* _THE REQUEST_: Gather all lines with "XIII" from the records.

----------

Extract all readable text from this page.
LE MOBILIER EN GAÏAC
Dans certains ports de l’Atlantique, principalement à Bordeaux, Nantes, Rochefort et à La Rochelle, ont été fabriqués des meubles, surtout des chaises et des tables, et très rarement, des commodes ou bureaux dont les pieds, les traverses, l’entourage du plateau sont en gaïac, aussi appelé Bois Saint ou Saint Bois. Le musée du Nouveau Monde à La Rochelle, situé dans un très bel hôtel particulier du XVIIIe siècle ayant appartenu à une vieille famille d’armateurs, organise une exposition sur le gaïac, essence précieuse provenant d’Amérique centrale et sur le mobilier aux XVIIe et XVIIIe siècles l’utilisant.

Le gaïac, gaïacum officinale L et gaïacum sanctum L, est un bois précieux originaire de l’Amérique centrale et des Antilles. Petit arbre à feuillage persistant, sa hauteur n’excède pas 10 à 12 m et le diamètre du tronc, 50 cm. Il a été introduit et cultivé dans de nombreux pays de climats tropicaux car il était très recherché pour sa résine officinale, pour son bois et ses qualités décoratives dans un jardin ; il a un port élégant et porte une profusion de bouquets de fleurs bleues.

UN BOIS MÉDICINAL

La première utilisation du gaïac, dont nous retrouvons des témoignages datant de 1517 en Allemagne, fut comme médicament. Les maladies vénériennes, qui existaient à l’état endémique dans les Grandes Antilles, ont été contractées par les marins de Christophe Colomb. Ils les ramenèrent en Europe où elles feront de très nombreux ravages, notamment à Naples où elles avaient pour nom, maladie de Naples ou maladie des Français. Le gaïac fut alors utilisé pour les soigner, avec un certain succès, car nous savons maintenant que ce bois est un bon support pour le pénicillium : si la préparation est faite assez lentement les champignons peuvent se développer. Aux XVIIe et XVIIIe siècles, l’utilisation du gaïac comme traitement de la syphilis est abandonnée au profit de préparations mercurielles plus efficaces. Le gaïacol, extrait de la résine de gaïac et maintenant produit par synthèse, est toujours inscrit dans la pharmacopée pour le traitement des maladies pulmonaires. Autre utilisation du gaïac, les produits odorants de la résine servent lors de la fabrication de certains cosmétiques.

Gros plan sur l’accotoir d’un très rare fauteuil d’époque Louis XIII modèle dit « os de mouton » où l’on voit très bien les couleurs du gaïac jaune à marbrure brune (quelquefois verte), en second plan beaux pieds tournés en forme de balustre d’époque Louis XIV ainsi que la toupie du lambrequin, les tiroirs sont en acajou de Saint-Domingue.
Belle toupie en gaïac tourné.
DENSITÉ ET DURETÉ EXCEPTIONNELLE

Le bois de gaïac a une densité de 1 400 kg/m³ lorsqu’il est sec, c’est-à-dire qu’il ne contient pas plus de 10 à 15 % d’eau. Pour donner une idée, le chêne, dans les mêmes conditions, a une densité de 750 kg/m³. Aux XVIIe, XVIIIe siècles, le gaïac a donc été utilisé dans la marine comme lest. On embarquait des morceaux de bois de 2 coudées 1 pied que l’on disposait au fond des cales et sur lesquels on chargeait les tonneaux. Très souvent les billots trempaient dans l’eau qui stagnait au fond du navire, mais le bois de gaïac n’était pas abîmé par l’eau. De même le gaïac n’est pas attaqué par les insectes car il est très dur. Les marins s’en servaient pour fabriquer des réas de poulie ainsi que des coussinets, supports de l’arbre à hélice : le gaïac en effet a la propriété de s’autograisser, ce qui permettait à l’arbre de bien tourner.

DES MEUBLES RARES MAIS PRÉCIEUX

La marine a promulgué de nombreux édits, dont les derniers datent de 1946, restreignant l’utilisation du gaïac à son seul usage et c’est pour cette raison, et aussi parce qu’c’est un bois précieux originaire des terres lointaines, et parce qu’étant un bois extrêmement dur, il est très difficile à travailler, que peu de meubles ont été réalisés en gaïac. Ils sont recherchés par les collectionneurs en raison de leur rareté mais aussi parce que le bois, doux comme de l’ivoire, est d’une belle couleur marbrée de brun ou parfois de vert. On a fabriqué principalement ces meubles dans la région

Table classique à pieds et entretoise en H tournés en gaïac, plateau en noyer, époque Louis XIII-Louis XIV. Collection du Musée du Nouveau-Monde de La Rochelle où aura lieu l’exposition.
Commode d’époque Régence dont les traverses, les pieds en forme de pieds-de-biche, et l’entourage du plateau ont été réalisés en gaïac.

----------

* _EXERCISE RESULT_:
Gros plan sur l’accotoir d’un très rare fauteuil d’époque Louis XIII modèle dit « os de mouton » où l’on voit très bien les couleurs du gaïac jaune à marbrure brune (quelquefois verte), en second plan beaux pieds tournés en forme de balustre d’époque Louis XIV ainsi que la toupie du lambrequin, les tiroirs sont en acajou de Saint-Domingue.
Table classique à pieds et entretoise en H tournés en gaïac, plateau en noyer, époque Louis XIII-Louis XIV. Collection du Musée du Nouveau-Monde de La Rochelle où aura lieu l’exposition.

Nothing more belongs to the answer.